Records excerpted from a collection
※

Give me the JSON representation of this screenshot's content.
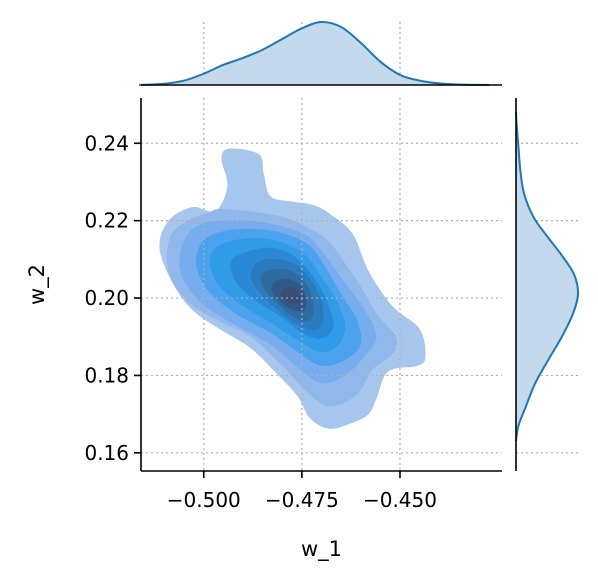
{
  "chart_data": {
    "type": "jointplot-kde",
    "title": "",
    "xlabel": "w_1",
    "ylabel": "w_2",
    "xlim": [
      -0.516,
      -0.424
    ],
    "ylim": [
      0.1553,
      0.2517
    ],
    "x_ticks": [
      -0.5,
      -0.475,
      -0.45
    ],
    "x_tick_labels": [
      "−0.500",
      "−0.475",
      "−0.450"
    ],
    "y_ticks": [
      0.16,
      0.18,
      0.2,
      0.22,
      0.24
    ],
    "y_tick_labels": [
      "0.16",
      "0.18",
      "0.20",
      "0.22",
      "0.24"
    ],
    "grid": true,
    "colors": {
      "marginal_line": "#1f77b4",
      "marginal_fill": "#c4d9ec",
      "contour_levels": [
        "#a7c6ee",
        "#90b8eb",
        "#77adef",
        "#4ba3ee",
        "#2f9be9",
        "#2989d6",
        "#2c79bb",
        "#2f6aa0",
        "#33598a",
        "#3a4d75"
      ]
    },
    "x_marginal_density": [
      {
        "x": -0.5165,
        "d": 0.0
      },
      {
        "x": -0.51,
        "d": 0.02
      },
      {
        "x": -0.505,
        "d": 0.07
      },
      {
        "x": -0.5,
        "d": 0.18
      },
      {
        "x": -0.495,
        "d": 0.32
      },
      {
        "x": -0.49,
        "d": 0.43
      },
      {
        "x": -0.485,
        "d": 0.56
      },
      {
        "x": -0.48,
        "d": 0.73
      },
      {
        "x": -0.475,
        "d": 0.9
      },
      {
        "x": -0.47,
        "d": 1.0
      },
      {
        "x": -0.465,
        "d": 0.92
      },
      {
        "x": -0.46,
        "d": 0.67
      },
      {
        "x": -0.455,
        "d": 0.37
      },
      {
        "x": -0.45,
        "d": 0.16
      },
      {
        "x": -0.445,
        "d": 0.07
      },
      {
        "x": -0.44,
        "d": 0.025
      },
      {
        "x": -0.435,
        "d": 0.008
      },
      {
        "x": -0.4273,
        "d": 0.0
      }
    ],
    "y_marginal_density": [
      {
        "y": 0.163,
        "d": 0.0
      },
      {
        "y": 0.167,
        "d": 0.04
      },
      {
        "y": 0.172,
        "d": 0.16
      },
      {
        "y": 0.178,
        "d": 0.31
      },
      {
        "y": 0.184,
        "d": 0.52
      },
      {
        "y": 0.19,
        "d": 0.74
      },
      {
        "y": 0.196,
        "d": 0.92
      },
      {
        "y": 0.201,
        "d": 1.0
      },
      {
        "y": 0.206,
        "d": 0.94
      },
      {
        "y": 0.211,
        "d": 0.74
      },
      {
        "y": 0.216,
        "d": 0.5
      },
      {
        "y": 0.221,
        "d": 0.28
      },
      {
        "y": 0.227,
        "d": 0.13
      },
      {
        "y": 0.233,
        "d": 0.07
      },
      {
        "y": 0.239,
        "d": 0.04
      },
      {
        "y": 0.245,
        "d": 0.01
      },
      {
        "y": 0.248,
        "d": 0.0
      }
    ],
    "contours": [
      [
        [
          -0.4936,
          0.2386
        ],
        [
          -0.486,
          0.2372
        ],
        [
          -0.4847,
          0.232
        ],
        [
          -0.483,
          0.2263
        ],
        [
          -0.478,
          0.225
        ],
        [
          -0.472,
          0.224
        ],
        [
          -0.4675,
          0.2215
        ],
        [
          -0.462,
          0.2165
        ],
        [
          -0.458,
          0.207
        ],
        [
          -0.452,
          0.198
        ],
        [
          -0.445,
          0.192
        ],
        [
          -0.4435,
          0.185
        ],
        [
          -0.4455,
          0.1825
        ],
        [
          -0.453,
          0.181
        ],
        [
          -0.456,
          0.174
        ],
        [
          -0.458,
          0.17
        ],
        [
          -0.462,
          0.1678
        ],
        [
          -0.468,
          0.1662
        ],
        [
          -0.473,
          0.169
        ],
        [
          -0.476,
          0.1745
        ],
        [
          -0.481,
          0.18
        ],
        [
          -0.488,
          0.187
        ],
        [
          -0.496,
          0.192
        ],
        [
          -0.503,
          0.197
        ],
        [
          -0.508,
          0.204
        ],
        [
          -0.5113,
          0.213
        ],
        [
          -0.509,
          0.22
        ],
        [
          -0.503,
          0.2235
        ],
        [
          -0.497,
          0.2225
        ],
        [
          -0.494,
          0.229
        ],
        [
          -0.4955,
          0.236
        ]
      ],
      [
        [
          -0.499,
          0.222
        ],
        [
          -0.496,
          0.223
        ],
        [
          -0.489,
          0.2225
        ],
        [
          -0.48,
          0.221
        ],
        [
          -0.474,
          0.2185
        ],
        [
          -0.4685,
          0.215
        ],
        [
          -0.464,
          0.209
        ],
        [
          -0.46,
          0.203
        ],
        [
          -0.456,
          0.196
        ],
        [
          -0.451,
          0.19
        ],
        [
          -0.452,
          0.1855
        ],
        [
          -0.457,
          0.1815
        ],
        [
          -0.461,
          0.175
        ],
        [
          -0.468,
          0.172
        ],
        [
          -0.474,
          0.176
        ],
        [
          -0.48,
          0.1825
        ],
        [
          -0.488,
          0.19
        ],
        [
          -0.496,
          0.194
        ],
        [
          -0.504,
          0.199
        ],
        [
          -0.509,
          0.207
        ],
        [
          -0.5085,
          0.216
        ],
        [
          -0.504,
          0.22
        ]
      ],
      [
        [
          -0.496,
          0.22
        ],
        [
          -0.488,
          0.22
        ],
        [
          -0.48,
          0.2185
        ],
        [
          -0.4735,
          0.216
        ],
        [
          -0.469,
          0.211
        ],
        [
          -0.464,
          0.204
        ],
        [
          -0.459,
          0.197
        ],
        [
          -0.456,
          0.19
        ],
        [
          -0.459,
          0.185
        ],
        [
          -0.464,
          0.18
        ],
        [
          -0.47,
          0.178
        ],
        [
          -0.476,
          0.182
        ],
        [
          -0.483,
          0.188
        ],
        [
          -0.492,
          0.193
        ],
        [
          -0.501,
          0.199
        ],
        [
          -0.506,
          0.207
        ],
        [
          -0.505,
          0.215
        ],
        [
          -0.501,
          0.219
        ]
      ],
      [
        [
          -0.494,
          0.2175
        ],
        [
          -0.486,
          0.2178
        ],
        [
          -0.479,
          0.2165
        ],
        [
          -0.473,
          0.2135
        ],
        [
          -0.469,
          0.208
        ],
        [
          -0.465,
          0.201
        ],
        [
          -0.461,
          0.1945
        ],
        [
          -0.46,
          0.188
        ],
        [
          -0.464,
          0.184
        ],
        [
          -0.47,
          0.1825
        ],
        [
          -0.476,
          0.186
        ],
        [
          -0.483,
          0.191
        ],
        [
          -0.492,
          0.196
        ],
        [
          -0.499,
          0.202
        ],
        [
          -0.502,
          0.209
        ],
        [
          -0.5,
          0.215
        ]
      ],
      [
        [
          -0.492,
          0.215
        ],
        [
          -0.485,
          0.2155
        ],
        [
          -0.479,
          0.214
        ],
        [
          -0.474,
          0.211
        ],
        [
          -0.47,
          0.2055
        ],
        [
          -0.466,
          0.199
        ],
        [
          -0.464,
          0.193
        ],
        [
          -0.4655,
          0.188
        ],
        [
          -0.47,
          0.186
        ],
        [
          -0.476,
          0.189
        ],
        [
          -0.482,
          0.193
        ],
        [
          -0.49,
          0.198
        ],
        [
          -0.496,
          0.203
        ],
        [
          -0.4985,
          0.209
        ],
        [
          -0.497,
          0.213
        ]
      ],
      [
        [
          -0.489,
          0.212
        ],
        [
          -0.483,
          0.213
        ],
        [
          -0.478,
          0.2115
        ],
        [
          -0.474,
          0.208
        ],
        [
          -0.4705,
          0.203
        ],
        [
          -0.468,
          0.1975
        ],
        [
          -0.467,
          0.1925
        ],
        [
          -0.47,
          0.1895
        ],
        [
          -0.475,
          0.191
        ],
        [
          -0.48,
          0.195
        ],
        [
          -0.487,
          0.1995
        ],
        [
          -0.492,
          0.2045
        ],
        [
          -0.493,
          0.2095
        ]
      ],
      [
        [
          -0.486,
          0.2095
        ],
        [
          -0.481,
          0.21
        ],
        [
          -0.4765,
          0.2085
        ],
        [
          -0.473,
          0.205
        ],
        [
          -0.4705,
          0.2005
        ],
        [
          -0.4695,
          0.1955
        ],
        [
          -0.471,
          0.192
        ],
        [
          -0.475,
          0.1925
        ],
        [
          -0.48,
          0.196
        ],
        [
          -0.485,
          0.2005
        ],
        [
          -0.488,
          0.2055
        ]
      ],
      [
        [
          -0.484,
          0.207
        ],
        [
          -0.4795,
          0.2075
        ],
        [
          -0.4755,
          0.2055
        ],
        [
          -0.473,
          0.202
        ],
        [
          -0.472,
          0.198
        ],
        [
          -0.4728,
          0.1945
        ],
        [
          -0.476,
          0.1945
        ],
        [
          -0.48,
          0.1975
        ],
        [
          -0.484,
          0.2015
        ],
        [
          -0.4855,
          0.205
        ]
      ],
      [
        [
          -0.4815,
          0.2045
        ],
        [
          -0.478,
          0.2048
        ],
        [
          -0.4752,
          0.203
        ],
        [
          -0.474,
          0.2
        ],
        [
          -0.4742,
          0.197
        ],
        [
          -0.477,
          0.1968
        ],
        [
          -0.4805,
          0.199
        ],
        [
          -0.4828,
          0.202
        ]
      ],
      [
        [
          -0.4795,
          0.2025
        ],
        [
          -0.4772,
          0.2027
        ],
        [
          -0.4758,
          0.201
        ],
        [
          -0.4756,
          0.199
        ],
        [
          -0.4776,
          0.1985
        ],
        [
          -0.4798,
          0.2
        ],
        [
          -0.4805,
          0.2015
        ]
      ]
    ]
  }
}
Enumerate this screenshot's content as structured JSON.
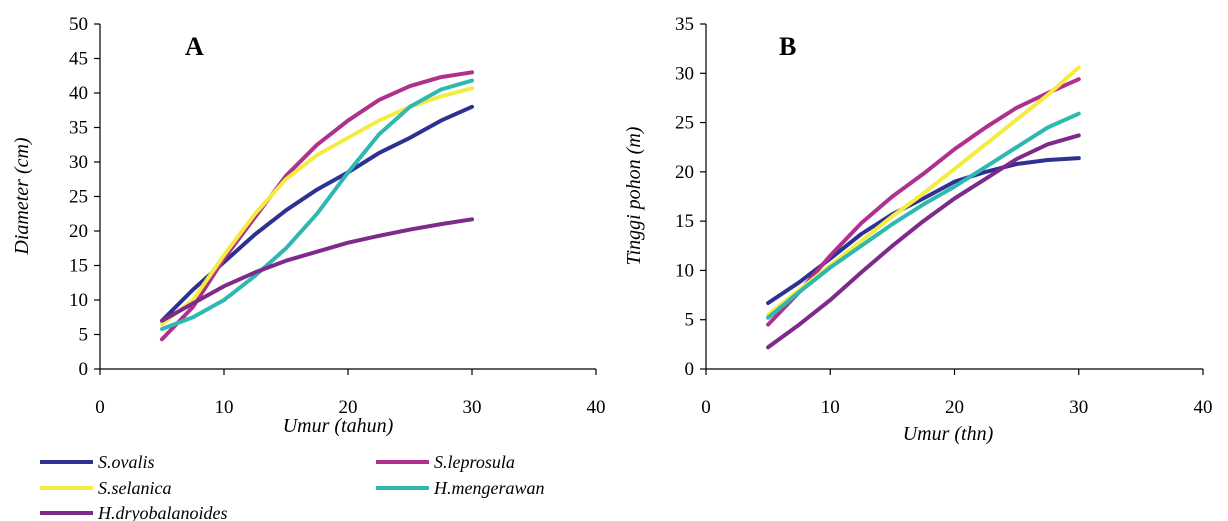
{
  "chart_data": [
    {
      "type": "line",
      "panel_label": "A",
      "xlabel": "Umur (tahun)",
      "ylabel": "Diameter (cm)",
      "xlim": [
        0,
        40
      ],
      "ylim": [
        0,
        50
      ],
      "x_ticks": [
        "0",
        "10",
        "20",
        "30",
        "40"
      ],
      "y_ticks": [
        "0",
        "5",
        "10",
        "15",
        "20",
        "25",
        "30",
        "35",
        "40",
        "45",
        "50"
      ],
      "grid": false,
      "series": [
        {
          "name": "S.ovalis",
          "color": "#2E3192",
          "x": [
            5,
            7.5,
            10,
            12.5,
            15,
            17.5,
            20,
            22.5,
            25,
            27.5,
            30
          ],
          "y": [
            7,
            11.5,
            15.5,
            19.5,
            23,
            26,
            28.5,
            31.3,
            33.5,
            36,
            38
          ]
        },
        {
          "name": "S.leprosula",
          "color": "#B0308E",
          "x": [
            5,
            7.5,
            10,
            12.5,
            15,
            17.5,
            20,
            22.5,
            25,
            27.5,
            30
          ],
          "y": [
            4.3,
            9,
            16,
            22,
            28,
            32.5,
            36,
            39,
            41,
            42.3,
            43
          ]
        },
        {
          "name": "S.selanica",
          "color": "#F5EC42",
          "x": [
            5,
            7.5,
            10,
            12.5,
            15,
            17.5,
            20,
            22.5,
            25,
            27.5,
            30
          ],
          "y": [
            6.5,
            10,
            16.5,
            22.5,
            27.5,
            31,
            33.5,
            36,
            38,
            39.5,
            40.7
          ]
        },
        {
          "name": "H.mengerawan",
          "color": "#2FB8B0",
          "x": [
            5,
            7.5,
            10,
            12.5,
            15,
            17.5,
            20,
            22.5,
            25,
            27.5,
            30
          ],
          "y": [
            5.8,
            7.5,
            10,
            13.5,
            17.5,
            22.5,
            28.5,
            34,
            38,
            40.5,
            41.8
          ]
        },
        {
          "name": "H.dryobalanoides",
          "color": "#7D2A8A",
          "x": [
            5,
            7.5,
            10,
            12.5,
            15,
            17.5,
            20,
            22.5,
            25,
            27.5,
            30
          ],
          "y": [
            7,
            9.5,
            12,
            14,
            15.7,
            17,
            18.3,
            19.3,
            20.2,
            21,
            21.7
          ]
        }
      ]
    },
    {
      "type": "line",
      "panel_label": "B",
      "xlabel": "Umur (thn)",
      "ylabel": "Tinggi pohon (m)",
      "xlim": [
        0,
        40
      ],
      "ylim": [
        0,
        35
      ],
      "x_ticks": [
        "0",
        "10",
        "20",
        "30",
        "40"
      ],
      "y_ticks": [
        "0",
        "5",
        "10",
        "15",
        "20",
        "25",
        "30",
        "35"
      ],
      "grid": false,
      "series": [
        {
          "name": "S.ovalis",
          "color": "#2E3192",
          "x": [
            5,
            7.5,
            10,
            12.5,
            15,
            17.5,
            20,
            22.5,
            25,
            27.5,
            30
          ],
          "y": [
            6.7,
            8.8,
            11.2,
            13.7,
            15.7,
            17.3,
            19,
            20,
            20.8,
            21.2,
            21.4
          ]
        },
        {
          "name": "S.leprosula",
          "color": "#B0308E",
          "x": [
            5,
            7.5,
            10,
            12.5,
            15,
            17.5,
            20,
            22.5,
            25,
            27.5,
            30
          ],
          "y": [
            4.5,
            7.8,
            11.5,
            14.8,
            17.5,
            19.8,
            22.3,
            24.5,
            26.5,
            28,
            29.4
          ]
        },
        {
          "name": "S.selanica",
          "color": "#F5EC42",
          "x": [
            5,
            7.5,
            10,
            12.5,
            15,
            17.5,
            20,
            22.5,
            25,
            27.5,
            30
          ],
          "y": [
            5.5,
            8,
            10.5,
            13,
            15.5,
            17.8,
            20.3,
            22.8,
            25.3,
            27.8,
            30.6
          ]
        },
        {
          "name": "H.mengerawan",
          "color": "#2FB8B0",
          "x": [
            5,
            7.5,
            10,
            12.5,
            15,
            17.5,
            20,
            22.5,
            25,
            27.5,
            30
          ],
          "y": [
            5.2,
            7.8,
            10.3,
            12.5,
            14.7,
            16.7,
            18.5,
            20.5,
            22.5,
            24.5,
            25.9
          ]
        },
        {
          "name": "H.dryobalanoides",
          "color": "#7D2A8A",
          "x": [
            5,
            7.5,
            10,
            12.5,
            15,
            17.5,
            20,
            22.5,
            25,
            27.5,
            30
          ],
          "y": [
            2.2,
            4.5,
            7,
            9.8,
            12.5,
            15,
            17.3,
            19.3,
            21.3,
            22.8,
            23.7
          ]
        }
      ]
    }
  ],
  "legend": {
    "placement": "bottom-left",
    "entries": [
      {
        "name": "S.ovalis",
        "color": "#2E3192"
      },
      {
        "name": "S.leprosula",
        "color": "#B0308E"
      },
      {
        "name": "S.selanica",
        "color": "#F5EC42"
      },
      {
        "name": "H.mengerawan",
        "color": "#2FB8B0"
      },
      {
        "name": "H.dryobalanoides",
        "color": "#7D2A8A"
      }
    ]
  }
}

※

Exercise
Establish how many lines of the records contain the string "content" and state that number without elaboration.

Task response
2